→ **Exercise instructions**
For each line below that contains the string "text", copy that line.

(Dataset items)
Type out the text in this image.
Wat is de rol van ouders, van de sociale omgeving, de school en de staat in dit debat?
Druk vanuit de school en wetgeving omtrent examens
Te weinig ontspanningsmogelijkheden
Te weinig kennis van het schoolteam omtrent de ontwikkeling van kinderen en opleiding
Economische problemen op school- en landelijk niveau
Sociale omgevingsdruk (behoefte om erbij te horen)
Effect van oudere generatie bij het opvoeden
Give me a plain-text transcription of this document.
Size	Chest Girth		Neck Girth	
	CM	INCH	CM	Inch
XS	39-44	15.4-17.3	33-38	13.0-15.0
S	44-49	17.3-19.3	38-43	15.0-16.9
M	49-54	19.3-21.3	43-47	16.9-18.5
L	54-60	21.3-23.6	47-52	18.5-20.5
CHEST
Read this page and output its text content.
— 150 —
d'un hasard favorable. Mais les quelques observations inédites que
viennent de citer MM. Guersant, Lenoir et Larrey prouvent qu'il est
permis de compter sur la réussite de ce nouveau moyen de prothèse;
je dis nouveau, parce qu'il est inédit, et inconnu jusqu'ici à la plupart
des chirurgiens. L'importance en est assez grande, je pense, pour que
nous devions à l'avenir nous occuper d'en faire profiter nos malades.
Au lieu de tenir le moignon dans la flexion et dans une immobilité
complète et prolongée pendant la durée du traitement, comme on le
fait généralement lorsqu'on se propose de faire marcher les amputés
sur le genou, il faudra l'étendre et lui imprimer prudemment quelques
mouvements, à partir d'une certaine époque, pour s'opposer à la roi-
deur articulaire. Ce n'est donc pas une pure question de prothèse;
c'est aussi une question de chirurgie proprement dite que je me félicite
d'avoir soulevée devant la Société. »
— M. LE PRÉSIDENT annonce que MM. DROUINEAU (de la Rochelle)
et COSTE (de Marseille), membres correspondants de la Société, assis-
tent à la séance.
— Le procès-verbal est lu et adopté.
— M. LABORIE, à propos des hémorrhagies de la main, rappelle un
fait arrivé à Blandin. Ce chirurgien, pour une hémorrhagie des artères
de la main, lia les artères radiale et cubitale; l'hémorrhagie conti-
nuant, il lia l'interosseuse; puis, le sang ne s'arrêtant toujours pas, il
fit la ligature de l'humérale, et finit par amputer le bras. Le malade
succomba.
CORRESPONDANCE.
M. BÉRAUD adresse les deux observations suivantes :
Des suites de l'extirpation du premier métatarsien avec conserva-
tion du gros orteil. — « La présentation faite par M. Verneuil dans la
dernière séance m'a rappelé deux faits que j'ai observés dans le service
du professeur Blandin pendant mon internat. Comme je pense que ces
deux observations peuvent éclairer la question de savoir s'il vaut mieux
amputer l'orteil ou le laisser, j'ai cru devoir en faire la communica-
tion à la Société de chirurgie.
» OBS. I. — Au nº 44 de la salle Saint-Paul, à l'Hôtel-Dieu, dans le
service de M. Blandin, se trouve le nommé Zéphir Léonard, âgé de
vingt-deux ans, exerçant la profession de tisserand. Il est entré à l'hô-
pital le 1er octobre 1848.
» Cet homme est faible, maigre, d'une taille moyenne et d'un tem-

→ **Correct result**
Type out the text in this image.
Give me a plain-text transcription of this document.
Read this page and output its text content.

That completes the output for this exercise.